• [What this task involves] Locate the line containing "Enumerate this screenshot's" in the data below. Reproduce it and every following line up to the end, exactly as given.

• [Material for the task]
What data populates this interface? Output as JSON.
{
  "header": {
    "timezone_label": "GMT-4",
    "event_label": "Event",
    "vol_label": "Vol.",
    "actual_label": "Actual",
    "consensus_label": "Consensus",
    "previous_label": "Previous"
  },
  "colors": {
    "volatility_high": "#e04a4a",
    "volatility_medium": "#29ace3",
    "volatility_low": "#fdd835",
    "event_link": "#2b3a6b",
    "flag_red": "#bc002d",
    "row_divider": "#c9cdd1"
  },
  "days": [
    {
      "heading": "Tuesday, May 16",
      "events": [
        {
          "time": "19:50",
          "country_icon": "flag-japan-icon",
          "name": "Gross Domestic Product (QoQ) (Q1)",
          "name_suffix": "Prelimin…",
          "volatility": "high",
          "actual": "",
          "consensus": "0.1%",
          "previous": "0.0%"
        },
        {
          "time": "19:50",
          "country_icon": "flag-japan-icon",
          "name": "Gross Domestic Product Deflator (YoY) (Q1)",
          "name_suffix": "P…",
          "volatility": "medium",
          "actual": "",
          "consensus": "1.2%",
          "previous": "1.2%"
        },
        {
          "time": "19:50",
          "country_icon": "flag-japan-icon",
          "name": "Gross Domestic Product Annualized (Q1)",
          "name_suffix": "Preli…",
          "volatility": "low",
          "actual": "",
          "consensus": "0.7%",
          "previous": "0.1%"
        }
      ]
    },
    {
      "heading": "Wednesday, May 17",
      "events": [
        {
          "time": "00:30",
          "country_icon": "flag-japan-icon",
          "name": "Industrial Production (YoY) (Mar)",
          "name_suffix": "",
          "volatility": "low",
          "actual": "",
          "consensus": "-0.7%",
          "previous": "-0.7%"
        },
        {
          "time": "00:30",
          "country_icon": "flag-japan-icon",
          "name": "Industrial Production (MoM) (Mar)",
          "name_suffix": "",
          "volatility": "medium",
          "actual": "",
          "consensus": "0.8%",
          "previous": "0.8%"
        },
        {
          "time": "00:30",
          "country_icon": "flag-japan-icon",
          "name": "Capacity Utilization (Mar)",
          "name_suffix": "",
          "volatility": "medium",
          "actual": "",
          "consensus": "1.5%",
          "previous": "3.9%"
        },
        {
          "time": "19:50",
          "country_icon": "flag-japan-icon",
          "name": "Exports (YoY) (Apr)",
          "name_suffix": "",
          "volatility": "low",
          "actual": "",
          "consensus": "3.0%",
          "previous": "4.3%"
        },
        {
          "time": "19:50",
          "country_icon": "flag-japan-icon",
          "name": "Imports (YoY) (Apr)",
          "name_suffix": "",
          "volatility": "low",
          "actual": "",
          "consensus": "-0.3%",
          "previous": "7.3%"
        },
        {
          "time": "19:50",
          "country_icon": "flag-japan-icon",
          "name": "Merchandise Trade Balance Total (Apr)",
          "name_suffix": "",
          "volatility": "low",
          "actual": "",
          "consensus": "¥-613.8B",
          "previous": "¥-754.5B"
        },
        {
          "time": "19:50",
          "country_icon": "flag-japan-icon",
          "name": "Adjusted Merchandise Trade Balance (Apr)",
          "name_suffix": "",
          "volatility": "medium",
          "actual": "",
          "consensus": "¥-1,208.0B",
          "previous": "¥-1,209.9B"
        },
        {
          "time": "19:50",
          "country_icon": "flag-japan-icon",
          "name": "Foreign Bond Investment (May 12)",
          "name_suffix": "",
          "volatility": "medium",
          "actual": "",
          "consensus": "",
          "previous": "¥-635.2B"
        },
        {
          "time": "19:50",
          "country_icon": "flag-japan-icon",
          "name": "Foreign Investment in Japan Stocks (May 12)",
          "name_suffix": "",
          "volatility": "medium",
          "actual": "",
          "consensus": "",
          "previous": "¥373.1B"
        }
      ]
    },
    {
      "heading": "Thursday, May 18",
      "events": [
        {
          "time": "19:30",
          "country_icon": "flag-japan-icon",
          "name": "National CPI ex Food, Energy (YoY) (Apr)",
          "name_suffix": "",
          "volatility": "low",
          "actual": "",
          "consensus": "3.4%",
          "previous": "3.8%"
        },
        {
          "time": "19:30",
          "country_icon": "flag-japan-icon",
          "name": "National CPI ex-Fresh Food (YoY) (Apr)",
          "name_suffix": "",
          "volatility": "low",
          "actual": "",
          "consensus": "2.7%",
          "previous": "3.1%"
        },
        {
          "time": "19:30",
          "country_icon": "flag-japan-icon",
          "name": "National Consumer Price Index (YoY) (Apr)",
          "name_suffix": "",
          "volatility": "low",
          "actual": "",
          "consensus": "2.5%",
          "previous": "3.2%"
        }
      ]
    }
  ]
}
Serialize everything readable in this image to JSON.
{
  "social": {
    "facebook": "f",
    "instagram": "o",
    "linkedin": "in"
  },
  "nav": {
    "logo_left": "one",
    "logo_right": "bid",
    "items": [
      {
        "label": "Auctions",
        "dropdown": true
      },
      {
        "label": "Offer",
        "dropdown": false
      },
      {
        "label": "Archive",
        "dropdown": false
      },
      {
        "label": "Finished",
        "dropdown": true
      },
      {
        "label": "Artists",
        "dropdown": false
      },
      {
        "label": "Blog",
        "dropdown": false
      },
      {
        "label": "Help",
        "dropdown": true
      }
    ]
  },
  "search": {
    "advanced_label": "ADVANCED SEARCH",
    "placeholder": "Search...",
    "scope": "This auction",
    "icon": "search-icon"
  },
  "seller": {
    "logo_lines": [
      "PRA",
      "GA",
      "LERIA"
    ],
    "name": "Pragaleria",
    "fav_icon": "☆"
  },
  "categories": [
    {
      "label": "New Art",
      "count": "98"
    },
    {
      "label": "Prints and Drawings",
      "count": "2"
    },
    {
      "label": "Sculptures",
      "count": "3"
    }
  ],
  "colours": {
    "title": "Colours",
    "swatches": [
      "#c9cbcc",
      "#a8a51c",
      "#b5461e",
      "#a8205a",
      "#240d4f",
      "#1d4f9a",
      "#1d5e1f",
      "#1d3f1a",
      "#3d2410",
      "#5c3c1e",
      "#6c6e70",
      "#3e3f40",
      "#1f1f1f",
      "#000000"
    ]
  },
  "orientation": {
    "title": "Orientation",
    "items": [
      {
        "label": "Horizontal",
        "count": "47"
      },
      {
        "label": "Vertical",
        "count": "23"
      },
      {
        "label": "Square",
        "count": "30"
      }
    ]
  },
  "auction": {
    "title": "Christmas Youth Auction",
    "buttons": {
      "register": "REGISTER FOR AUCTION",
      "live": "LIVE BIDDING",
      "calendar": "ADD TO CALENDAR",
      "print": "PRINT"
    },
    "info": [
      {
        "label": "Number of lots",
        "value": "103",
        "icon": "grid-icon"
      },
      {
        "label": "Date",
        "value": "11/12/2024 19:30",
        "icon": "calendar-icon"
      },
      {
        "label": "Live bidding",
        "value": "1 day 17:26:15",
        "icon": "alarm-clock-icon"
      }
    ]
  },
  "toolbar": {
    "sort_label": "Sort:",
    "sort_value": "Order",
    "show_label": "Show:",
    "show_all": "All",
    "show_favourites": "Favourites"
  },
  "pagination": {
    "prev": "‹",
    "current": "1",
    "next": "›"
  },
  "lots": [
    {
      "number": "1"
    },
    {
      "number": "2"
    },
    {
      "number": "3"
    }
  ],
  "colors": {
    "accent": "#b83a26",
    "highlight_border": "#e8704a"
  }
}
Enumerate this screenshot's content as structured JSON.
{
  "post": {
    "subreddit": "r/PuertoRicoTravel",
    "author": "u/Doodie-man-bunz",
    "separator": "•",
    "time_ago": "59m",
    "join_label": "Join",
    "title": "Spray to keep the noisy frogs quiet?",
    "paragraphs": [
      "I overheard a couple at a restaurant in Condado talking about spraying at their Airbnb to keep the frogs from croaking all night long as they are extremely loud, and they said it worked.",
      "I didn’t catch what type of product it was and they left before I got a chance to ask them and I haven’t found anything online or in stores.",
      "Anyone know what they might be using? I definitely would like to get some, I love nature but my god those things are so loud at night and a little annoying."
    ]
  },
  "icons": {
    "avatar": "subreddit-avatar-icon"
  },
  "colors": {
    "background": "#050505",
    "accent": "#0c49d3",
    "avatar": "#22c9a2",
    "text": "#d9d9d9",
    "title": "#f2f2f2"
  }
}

• [Output for this exercise]
Enumerate this screenshot's content as structured JSON.
{
  "post": {
    "subreddit": "r/PuertoRicoTravel",
    "author": "u/Doodie-man-bunz",
    "separator": "•",
    "time_ago": "59m",
    "join_label": "Join",
    "title": "Spray to keep the noisy frogs quiet?",
    "paragraphs": [
      "I overheard a couple at a restaurant in Condado talking about spraying at their Airbnb to keep the frogs from croaking all night long as they are extremely loud, and they said it worked.",
      "I didn’t catch what type of product it was and they left before I got a chance to ask them and I haven’t found anything online or in stores.",
      "Anyone know what they might be using? I definitely would like to get some, I love nature but my god those things are so loud at night and a little annoying."
    ]
  },
  "icons": {
    "avatar": "subreddit-avatar-icon"
  },
  "colors": {
    "background": "#050505",
    "accent": "#0c49d3",
    "avatar": "#22c9a2",
    "text": "#d9d9d9",
    "title": "#f2f2f2"
  }
}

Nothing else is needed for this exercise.